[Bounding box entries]
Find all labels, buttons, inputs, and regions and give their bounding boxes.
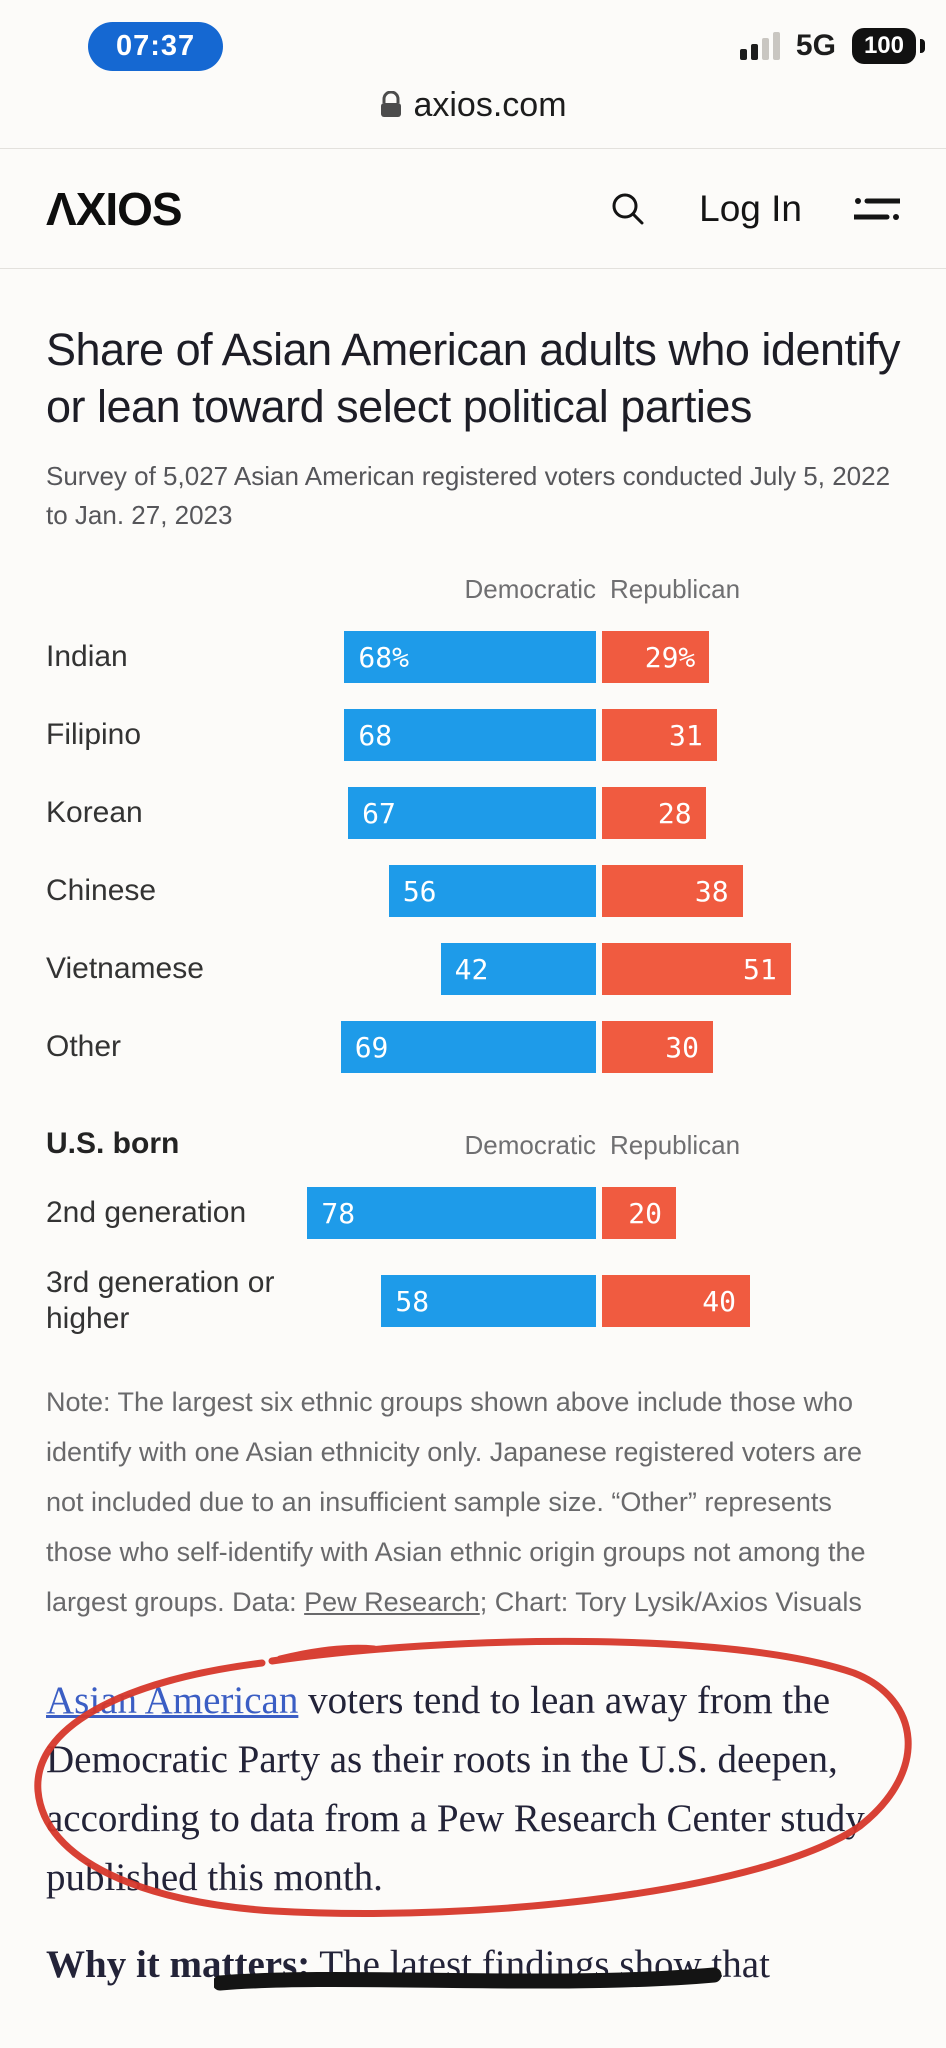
- menu-icon[interactable]: [854, 194, 900, 224]
- bar-value-label: 40: [702, 1284, 736, 1318]
- lock-icon: [379, 91, 403, 119]
- democratic-bar-cell: 78: [301, 1187, 596, 1239]
- democratic-bar: 68: [344, 709, 596, 761]
- bar-value-label: 30: [665, 1030, 699, 1064]
- chart-row: Korean 67 28: [46, 787, 900, 839]
- republican-bar: 31: [602, 709, 717, 761]
- cellular-signal-icon: [739, 32, 780, 60]
- bar-value-label: 67: [362, 796, 396, 830]
- url-bar[interactable]: axios.com: [0, 84, 946, 126]
- bar-value-label: 69: [354, 1030, 389, 1064]
- lead-paragraph-wrap: Asian American voters tend to lean away …: [34, 1637, 912, 1917]
- republican-bar-cell: 30: [602, 1021, 900, 1073]
- chart-group-us-born: U.S. born Democratic Republican 2nd gene…: [46, 1119, 900, 1337]
- chart-row: 3rd generation or higher 58 40: [46, 1265, 900, 1337]
- democratic-bar: 68%: [344, 631, 596, 683]
- democratic-bar: 58: [381, 1275, 596, 1327]
- republican-bar: 29%: [602, 631, 710, 683]
- category-label: Vietnamese: [46, 952, 204, 985]
- democratic-bar-cell: 56: [301, 865, 596, 917]
- bar-value-label: 68: [358, 718, 393, 752]
- site-header: ΛXIOS Log In: [0, 149, 946, 269]
- chart-row: Other 69 30: [46, 1021, 900, 1073]
- bar-value-label: 78: [321, 1196, 356, 1230]
- group-title: U.S. born: [46, 1127, 180, 1160]
- category-label: 2nd generation: [46, 1196, 247, 1229]
- category-label: Filipino: [46, 718, 142, 751]
- republican-bar: 51: [602, 943, 791, 995]
- bar-value-label: 68%: [358, 640, 409, 674]
- article-title: Share of Asian American adults who ident…: [46, 324, 901, 432]
- chart-note: Note: The largest six ethnic groups show…: [46, 1387, 866, 1617]
- why-lead: Why it matters:: [46, 1943, 311, 1986]
- bar-value-label: 42: [454, 952, 489, 986]
- category-label: Korean: [46, 796, 143, 829]
- democratic-header: Democratic: [464, 1130, 596, 1160]
- url-text: axios.com: [413, 85, 567, 124]
- republican-header: Republican: [610, 574, 741, 604]
- search-icon[interactable]: [609, 190, 647, 228]
- democratic-header: Democratic: [464, 574, 596, 604]
- chart-row: 2nd generation 78 20: [46, 1187, 900, 1239]
- chart-group-ethnicity: Democratic Republican Indian 68% 29% Filipi…: [46, 571, 900, 1073]
- republican-bar: 30: [602, 1021, 713, 1073]
- democratic-bar-cell: 68: [301, 709, 596, 761]
- bar-value-label: 31: [668, 718, 703, 752]
- asian-american-link[interactable]: Asian American: [46, 1679, 299, 1722]
- republican-bar-cell: 38: [602, 865, 900, 917]
- democratic-bar-cell: 67: [301, 787, 596, 839]
- bar-value-label: 29%: [644, 640, 696, 674]
- republican-bar: 20: [602, 1187, 676, 1239]
- republican-bar: 38: [602, 865, 743, 917]
- chart-row: Vietnamese 42 51: [46, 943, 900, 995]
- why-it-matters-paragraph: Why it matters: The latest findings show…: [46, 1935, 900, 1994]
- bar-value-label: 51: [742, 952, 777, 986]
- lead-paragraph: Asian American voters tend to lean away …: [46, 1679, 865, 1899]
- login-button[interactable]: Log In: [699, 187, 802, 229]
- bar-value-label: 56: [402, 874, 437, 908]
- chart-column-headers: Democratic Republican: [46, 571, 900, 605]
- democratic-bar-cell: 69: [301, 1021, 596, 1073]
- democratic-bar-cell: 68%: [301, 631, 596, 683]
- category-label: Other: [46, 1030, 122, 1063]
- democratic-bar-cell: 58: [301, 1275, 596, 1327]
- republican-bar: 28: [602, 787, 706, 839]
- democratic-bar-cell: 42: [301, 943, 596, 995]
- republican-bar-cell: 51: [602, 943, 900, 995]
- status-bar: 07:37 5G 100: [0, 20, 946, 72]
- republican-bar-cell: 29%: [602, 631, 900, 683]
- democratic-bar: 56: [388, 865, 596, 917]
- status-indicators: 5G 100: [739, 28, 916, 64]
- republican-header: Republican: [610, 1130, 741, 1160]
- republican-bar: 40: [602, 1275, 750, 1327]
- axios-logo[interactable]: ΛXIOS: [46, 182, 183, 235]
- network-type-label: 5G: [795, 29, 836, 62]
- republican-bar-cell: 28: [602, 787, 900, 839]
- republican-bar-cell: 31: [602, 709, 900, 761]
- chart-row: Filipino 68 31: [46, 709, 900, 761]
- democratic-bar: 69: [340, 1021, 596, 1073]
- pew-research-link[interactable]: Pew Research: [304, 1587, 480, 1617]
- battery-icon: 100: [851, 28, 916, 64]
- bar-chart: Democratic Republican Indian 68% 29% Filipi…: [46, 571, 900, 1337]
- bar-value-label: 20: [628, 1196, 662, 1230]
- republican-bar-cell: 40: [602, 1275, 900, 1327]
- chrome-divider: [0, 148, 946, 149]
- bar-value-label: 58: [395, 1284, 430, 1318]
- category-label: 3rd generation or higher: [46, 1266, 275, 1335]
- republican-bar-cell: 20: [602, 1187, 900, 1239]
- chart-column-headers: U.S. born Democratic Republican: [46, 1119, 900, 1161]
- category-label: Chinese: [46, 874, 157, 907]
- category-label: Indian: [46, 640, 128, 673]
- democratic-bar: 67: [348, 787, 596, 839]
- chart-row: Indian 68% 29%: [46, 631, 900, 683]
- democratic-bar: 78: [307, 1187, 596, 1239]
- status-time: 07:37: [88, 21, 224, 71]
- chart-row: Chinese 56 38: [46, 865, 900, 917]
- article-deck: Survey of 5,027 Asian American registere…: [46, 461, 891, 530]
- bar-value-label: 38: [694, 874, 729, 908]
- bar-value-label: 28: [657, 796, 692, 830]
- democratic-bar: 42: [440, 943, 596, 995]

### WHAT IS ASKED
Update the listing by swapping every "category-label" for "row-label" and changing nothing else, and leave the pictures out of your answer.

### EXERCISE SOLUTION
Find all labels, buttons, inputs, and regions and give their bounding boxes.
- menu-icon[interactable]: [854, 194, 900, 224]
- bar-value-label: 40: [702, 1284, 736, 1318]
- lock-icon: [379, 91, 403, 119]
- democratic-bar-cell: 78: [301, 1187, 596, 1239]
- democratic-bar: 68: [344, 709, 596, 761]
- bar-value-label: 30: [665, 1030, 699, 1064]
- chart-row: Korean 67 28: [46, 787, 900, 839]
- republican-bar: 31: [602, 709, 717, 761]
- cellular-signal-icon: [739, 32, 780, 60]
- bar-value-label: 67: [362, 796, 396, 830]
- url-bar[interactable]: axios.com: [0, 84, 946, 126]
- bar-value-label: 69: [354, 1030, 389, 1064]
- lead-paragraph-wrap: Asian American voters tend to lean away …: [34, 1637, 912, 1917]
- republican-bar-cell: 30: [602, 1021, 900, 1073]
- chart-group-us-born: U.S. born Democratic Republican 2nd gene…: [46, 1119, 900, 1337]
- chart-row: 3rd generation or higher 58 40: [46, 1265, 900, 1337]
- democratic-bar: 68%: [344, 631, 596, 683]
- democratic-bar: 58: [381, 1275, 596, 1327]
- republican-bar: 29%: [602, 631, 710, 683]
- row-label: Vietnamese: [46, 952, 204, 985]
- democratic-bar-cell: 56: [301, 865, 596, 917]
- bar-value-label: 68: [358, 718, 393, 752]
- site-header: ΛXIOS Log In: [0, 149, 946, 269]
- chart-row: Other 69 30: [46, 1021, 900, 1073]
- bar-value-label: 78: [321, 1196, 356, 1230]
- group-title: U.S. born: [46, 1127, 180, 1160]
- row-label: 2nd generation: [46, 1196, 247, 1229]
- row-label: Filipino: [46, 718, 142, 751]
- republican-bar: 51: [602, 943, 791, 995]
- bar-value-label: 68%: [358, 640, 409, 674]
- article-title: Share of Asian American adults who ident…: [46, 324, 901, 432]
- chart-note: Note: The largest six ethnic groups show…: [46, 1387, 866, 1617]
- why-lead: Why it matters:: [46, 1943, 311, 1986]
- bar-value-label: 42: [454, 952, 489, 986]
- row-label: Korean: [46, 796, 143, 829]
- democratic-header: Democratic: [464, 1130, 596, 1160]
- url-text: axios.com: [413, 85, 567, 124]
- republican-header: Republican: [610, 574, 741, 604]
- search-icon[interactable]: [609, 190, 647, 228]
- democratic-header: Democratic: [464, 574, 596, 604]
- chart-row: 2nd generation 78 20: [46, 1187, 900, 1239]
- chart-group-ethnicity: Democratic Republican Indian 68% 29% Filipi…: [46, 571, 900, 1073]
- republican-bar: 30: [602, 1021, 713, 1073]
- democratic-bar-cell: 68: [301, 709, 596, 761]
- bar-value-label: 31: [668, 718, 703, 752]
- asian-american-link[interactable]: Asian American: [46, 1679, 299, 1722]
- republican-bar-cell: 38: [602, 865, 900, 917]
- democratic-bar-cell: 67: [301, 787, 596, 839]
- bar-value-label: 29%: [644, 640, 696, 674]
- republican-bar: 20: [602, 1187, 676, 1239]
- republican-bar: 38: [602, 865, 743, 917]
- chart-row: Vietnamese 42 51: [46, 943, 900, 995]
- why-it-matters-paragraph: Why it matters: The latest findings show…: [46, 1935, 900, 1994]
- bar-value-label: 51: [742, 952, 777, 986]
- lead-paragraph: Asian American voters tend to lean away …: [46, 1679, 865, 1899]
- login-button[interactable]: Log In: [699, 187, 802, 229]
- bar-value-label: 56: [402, 874, 437, 908]
- chart-column-headers: Democratic Republican: [46, 571, 900, 605]
- democratic-bar-cell: 69: [301, 1021, 596, 1073]
- democratic-bar-cell: 68%: [301, 631, 596, 683]
- row-label: Other: [46, 1030, 122, 1063]
- democratic-bar-cell: 58: [301, 1275, 596, 1327]
- republican-bar: 28: [602, 787, 706, 839]
- democratic-bar-cell: 42: [301, 943, 596, 995]
- republican-bar-cell: 51: [602, 943, 900, 995]
- status-bar: 07:37 5G 100: [0, 20, 946, 72]
- republican-bar-cell: 29%: [602, 631, 900, 683]
- democratic-bar: 56: [388, 865, 596, 917]
- status-indicators: 5G 100: [739, 28, 916, 64]
- republican-header: Republican: [610, 1130, 741, 1160]
- republican-bar: 40: [602, 1275, 750, 1327]
- axios-logo[interactable]: ΛXIOS: [46, 182, 183, 235]
- network-type-label: 5G: [795, 29, 836, 62]
- republican-bar-cell: 28: [602, 787, 900, 839]
- republican-bar-cell: 31: [602, 709, 900, 761]
- chart-row: Filipino 68 31: [46, 709, 900, 761]
- democratic-bar: 69: [340, 1021, 596, 1073]
- pew-research-link[interactable]: Pew Research: [304, 1587, 480, 1617]
- battery-icon: 100: [851, 28, 916, 64]
- bar-chart: Democratic Republican Indian 68% 29% Filipi…: [46, 571, 900, 1337]
- bar-value-label: 20: [628, 1196, 662, 1230]
- republican-bar-cell: 40: [602, 1275, 900, 1327]
- chrome-divider: [0, 148, 946, 149]
- bar-value-label: 58: [395, 1284, 430, 1318]
- row-label: 3rd generation or higher: [46, 1266, 275, 1335]
- republican-bar-cell: 20: [602, 1187, 900, 1239]
- chart-column-headers: U.S. born Democratic Republican: [46, 1119, 900, 1161]
- row-label: Chinese: [46, 874, 157, 907]
- row-label: Indian: [46, 640, 128, 673]
- democratic-bar: 67: [348, 787, 596, 839]
- chart-row: Indian 68% 29%: [46, 631, 900, 683]
- democratic-bar: 78: [307, 1187, 596, 1239]
- status-time: 07:37: [88, 21, 224, 71]
- chart-row: Chinese 56 38: [46, 865, 900, 917]
- article-deck: Survey of 5,027 Asian American registere…: [46, 461, 891, 530]
- bar-value-label: 38: [694, 874, 729, 908]
- bar-value-label: 28: [657, 796, 692, 830]
- democratic-bar: 42: [440, 943, 596, 995]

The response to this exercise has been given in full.